— START —

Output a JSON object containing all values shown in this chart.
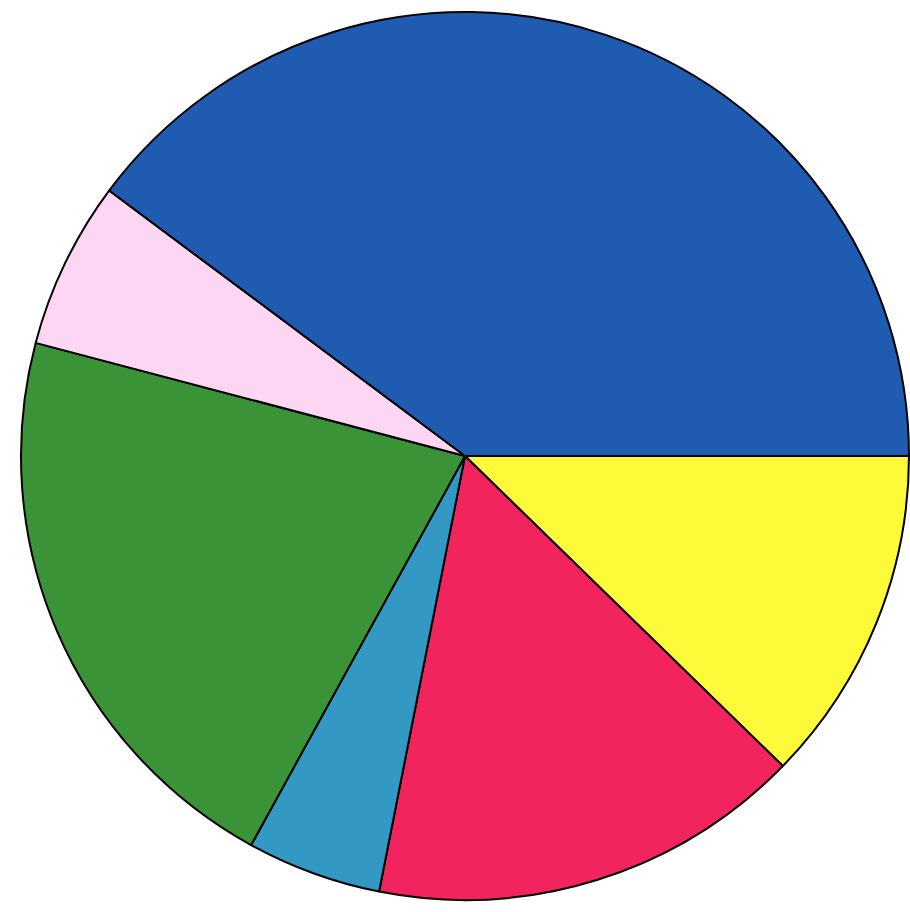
{
  "chart_data": {
    "type": "pie",
    "categories": [
      null,
      null,
      null,
      null,
      null,
      null
    ],
    "values": [
      12.3,
      15.8,
      4.9,
      21.1,
      6.1,
      39.8
    ],
    "colors": [
      "#fdfa3a",
      "#f2245e",
      "#3399c4",
      "#3a9437",
      "#fcd6f2",
      "#1f5bb0"
    ]
  }
}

— END —

*What you will do*.
Transcribe the listing above verbatim. Omit the pictures.

*Result for this task*.
Output a JSON object containing all values shown in this chart.
{
  "chart_data": {
    "type": "pie",
    "categories": [
      null,
      null,
      null,
      null,
      null,
      null
    ],
    "values": [
      12.3,
      15.8,
      4.9,
      21.1,
      6.1,
      39.8
    ],
    "colors": [
      "#fdfa3a",
      "#f2245e",
      "#3399c4",
      "#3a9437",
      "#fcd6f2",
      "#1f5bb0"
    ]
  }
}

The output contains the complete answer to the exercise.